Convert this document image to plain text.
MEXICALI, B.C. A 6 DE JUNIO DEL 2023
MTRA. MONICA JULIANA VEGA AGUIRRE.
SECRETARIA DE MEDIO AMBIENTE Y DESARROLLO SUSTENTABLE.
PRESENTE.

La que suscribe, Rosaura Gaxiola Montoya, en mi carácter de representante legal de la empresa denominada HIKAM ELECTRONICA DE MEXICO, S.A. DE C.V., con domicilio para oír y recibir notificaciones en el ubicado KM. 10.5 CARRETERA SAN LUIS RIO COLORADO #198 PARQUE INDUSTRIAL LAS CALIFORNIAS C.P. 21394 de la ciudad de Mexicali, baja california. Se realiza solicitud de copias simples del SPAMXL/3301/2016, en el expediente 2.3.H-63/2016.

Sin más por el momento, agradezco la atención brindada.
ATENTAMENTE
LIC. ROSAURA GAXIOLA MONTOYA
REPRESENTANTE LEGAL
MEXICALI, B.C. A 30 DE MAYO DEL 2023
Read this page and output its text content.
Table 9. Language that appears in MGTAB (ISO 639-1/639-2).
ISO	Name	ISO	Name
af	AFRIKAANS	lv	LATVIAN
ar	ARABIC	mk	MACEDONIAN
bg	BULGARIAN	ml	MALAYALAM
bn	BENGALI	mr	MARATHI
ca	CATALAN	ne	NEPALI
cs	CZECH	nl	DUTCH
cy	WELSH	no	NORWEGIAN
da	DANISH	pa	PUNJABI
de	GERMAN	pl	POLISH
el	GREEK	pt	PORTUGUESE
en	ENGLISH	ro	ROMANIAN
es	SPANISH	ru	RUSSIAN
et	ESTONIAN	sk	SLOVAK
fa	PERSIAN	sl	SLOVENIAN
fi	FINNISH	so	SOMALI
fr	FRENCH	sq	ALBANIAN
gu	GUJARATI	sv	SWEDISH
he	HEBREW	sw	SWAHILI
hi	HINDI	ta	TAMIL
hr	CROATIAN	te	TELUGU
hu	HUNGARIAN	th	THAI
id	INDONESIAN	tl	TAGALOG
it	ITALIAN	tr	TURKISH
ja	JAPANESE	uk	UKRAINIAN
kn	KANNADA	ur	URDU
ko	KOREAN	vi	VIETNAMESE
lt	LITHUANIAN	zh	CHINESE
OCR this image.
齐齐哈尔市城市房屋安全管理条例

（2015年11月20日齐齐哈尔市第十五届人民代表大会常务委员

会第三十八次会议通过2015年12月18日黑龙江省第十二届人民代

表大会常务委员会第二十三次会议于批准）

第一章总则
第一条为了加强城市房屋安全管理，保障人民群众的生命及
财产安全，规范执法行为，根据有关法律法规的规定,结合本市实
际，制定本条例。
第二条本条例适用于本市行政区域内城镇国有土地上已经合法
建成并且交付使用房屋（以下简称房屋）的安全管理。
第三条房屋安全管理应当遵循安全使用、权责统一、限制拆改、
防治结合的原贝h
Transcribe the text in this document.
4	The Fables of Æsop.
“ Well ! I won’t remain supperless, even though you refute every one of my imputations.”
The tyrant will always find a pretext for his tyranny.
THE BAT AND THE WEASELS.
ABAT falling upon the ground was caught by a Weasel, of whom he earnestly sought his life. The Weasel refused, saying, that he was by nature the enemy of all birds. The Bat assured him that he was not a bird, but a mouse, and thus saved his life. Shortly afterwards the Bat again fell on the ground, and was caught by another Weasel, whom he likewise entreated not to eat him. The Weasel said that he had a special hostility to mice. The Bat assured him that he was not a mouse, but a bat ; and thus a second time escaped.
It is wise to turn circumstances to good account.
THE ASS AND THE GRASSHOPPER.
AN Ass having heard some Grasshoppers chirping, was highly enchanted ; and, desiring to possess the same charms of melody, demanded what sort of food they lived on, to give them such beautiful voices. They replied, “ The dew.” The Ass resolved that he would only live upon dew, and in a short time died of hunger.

+ + + + +

### Set exercise
Write out the data again, exactly and in full.

### Output below
Convert this document image to plain text.
MEXICALI, B.C. A 6 DE JUNIO DEL 2023
MTRA. MONICA JULIANA VEGA AGUIRRE.
SECRETARIA DE MEDIO AMBIENTE Y DESARROLLO SUSTENTABLE.
PRESENTE.

La que suscribe, Rosaura Gaxiola Montoya, en mi carácter de representante legal de la empresa denominada HIKAM ELECTRONICA DE MEXICO, S.A. DE C.V., con domicilio para oír y recibir notificaciones en el ubicado KM. 10.5 CARRETERA SAN LUIS RIO COLORADO #198 PARQUE INDUSTRIAL LAS CALIFORNIAS C.P. 21394 de la ciudad de Mexicali, baja california. Se realiza solicitud de copias simples del SPAMXL/3301/2016, en el expediente 2.3.H-63/2016.

Sin más por el momento, agradezco la atención brindada.
ATENTAMENTE
LIC. ROSAURA GAXIOLA MONTOYA
REPRESENTANTE LEGAL
MEXICALI, B.C. A 30 DE MAYO DEL 2023
Read this page and output its text content.
Table 9. Language that appears in MGTAB (ISO 639-1/639-2).
ISO	Name	ISO	Name
af	AFRIKAANS	lv	LATVIAN
ar	ARABIC	mk	MACEDONIAN
bg	BULGARIAN	ml	MALAYALAM
bn	BENGALI	mr	MARATHI
ca	CATALAN	ne	NEPALI
cs	CZECH	nl	DUTCH
cy	WELSH	no	NORWEGIAN
da	DANISH	pa	PUNJABI
de	GERMAN	pl	POLISH
el	GREEK	pt	PORTUGUESE
en	ENGLISH	ro	ROMANIAN
es	SPANISH	ru	RUSSIAN
et	ESTONIAN	sk	SLOVAK
fa	PERSIAN	sl	SLOVENIAN
fi	FINNISH	so	SOMALI
fr	FRENCH	sq	ALBANIAN
gu	GUJARATI	sv	SWEDISH
he	HEBREW	sw	SWAHILI
hi	HINDI	ta	TAMIL
hr	CROATIAN	te	TELUGU
hu	HUNGARIAN	th	THAI
id	INDONESIAN	tl	TAGALOG
it	ITALIAN	tr	TURKISH
ja	JAPANESE	uk	UKRAINIAN
kn	KANNADA	ur	URDU
ko	KOREAN	vi	VIETNAMESE
lt	LITHUANIAN	zh	CHINESE
OCR this image.
齐齐哈尔市城市房屋安全管理条例

（2015年11月20日齐齐哈尔市第十五届人民代表大会常务委员

会第三十八次会议通过2015年12月18日黑龙江省第十二届人民代

表大会常务委员会第二十三次会议于批准）

第一章总则
第一条为了加强城市房屋安全管理，保障人民群众的生命及
财产安全，规范执法行为，根据有关法律法规的规定,结合本市实
际，制定本条例。
第二条本条例适用于本市行政区域内城镇国有土地上已经合法
建成并且交付使用房屋（以下简称房屋）的安全管理。
第三条房屋安全管理应当遵循安全使用、权责统一、限制拆改、
防治结合的原贝h
Transcribe the text in this document.
4	The Fables of Æsop.
“ Well ! I won’t remain supperless, even though you refute every one of my imputations.”
The tyrant will always find a pretext for his tyranny.
THE BAT AND THE WEASELS.
ABAT falling upon the ground was caught by a Weasel, of whom he earnestly sought his life. The Weasel refused, saying, that he was by nature the enemy of all birds. The Bat assured him that he was not a bird, but a mouse, and thus saved his life. Shortly afterwards the Bat again fell on the ground, and was caught by another Weasel, whom he likewise entreated not to eat him. The Weasel said that he had a special hostility to mice. The Bat assured him that he was not a mouse, but a bat ; and thus a second time escaped.
It is wise to turn circumstances to good account.
THE ASS AND THE GRASSHOPPER.
AN Ass having heard some Grasshoppers chirping, was highly enchanted ; and, desiring to possess the same charms of melody, demanded what sort of food they lived on, to give them such beautiful voices. They replied, “ The dew.” The Ass resolved that he would only live upon dew, and in a short time died of hunger.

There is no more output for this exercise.